* Task description:
Please find all lines in the data that hold the string "khẩu" and copy them.

* Extracted data:
^^^^^^^^^^^^^^^^

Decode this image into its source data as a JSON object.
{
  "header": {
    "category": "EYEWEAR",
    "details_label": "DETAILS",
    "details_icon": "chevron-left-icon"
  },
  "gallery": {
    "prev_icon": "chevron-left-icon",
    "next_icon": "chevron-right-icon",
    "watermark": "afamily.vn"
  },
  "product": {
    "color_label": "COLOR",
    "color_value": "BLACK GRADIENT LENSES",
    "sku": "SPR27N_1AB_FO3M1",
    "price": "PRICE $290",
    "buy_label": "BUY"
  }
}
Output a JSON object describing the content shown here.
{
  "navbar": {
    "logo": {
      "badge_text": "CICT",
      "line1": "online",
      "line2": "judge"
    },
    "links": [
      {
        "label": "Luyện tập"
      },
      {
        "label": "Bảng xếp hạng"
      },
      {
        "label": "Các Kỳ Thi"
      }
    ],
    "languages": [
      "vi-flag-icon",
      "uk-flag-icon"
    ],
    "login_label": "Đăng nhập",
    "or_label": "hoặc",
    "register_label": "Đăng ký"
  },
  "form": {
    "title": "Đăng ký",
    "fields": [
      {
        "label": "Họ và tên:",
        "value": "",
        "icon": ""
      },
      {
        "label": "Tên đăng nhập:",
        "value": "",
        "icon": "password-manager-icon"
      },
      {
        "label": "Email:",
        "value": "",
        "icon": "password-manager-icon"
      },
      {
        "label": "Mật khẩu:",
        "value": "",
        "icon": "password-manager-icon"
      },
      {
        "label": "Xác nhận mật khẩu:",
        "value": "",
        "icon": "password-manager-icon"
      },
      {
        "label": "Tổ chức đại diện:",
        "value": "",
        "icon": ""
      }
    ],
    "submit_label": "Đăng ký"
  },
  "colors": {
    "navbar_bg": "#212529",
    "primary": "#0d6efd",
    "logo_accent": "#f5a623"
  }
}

^^^^^^^^^^^^^^^^

* Exercise solution:
        "label": "Mật khẩu:",
        "label": "Xác nhận mật khẩu:",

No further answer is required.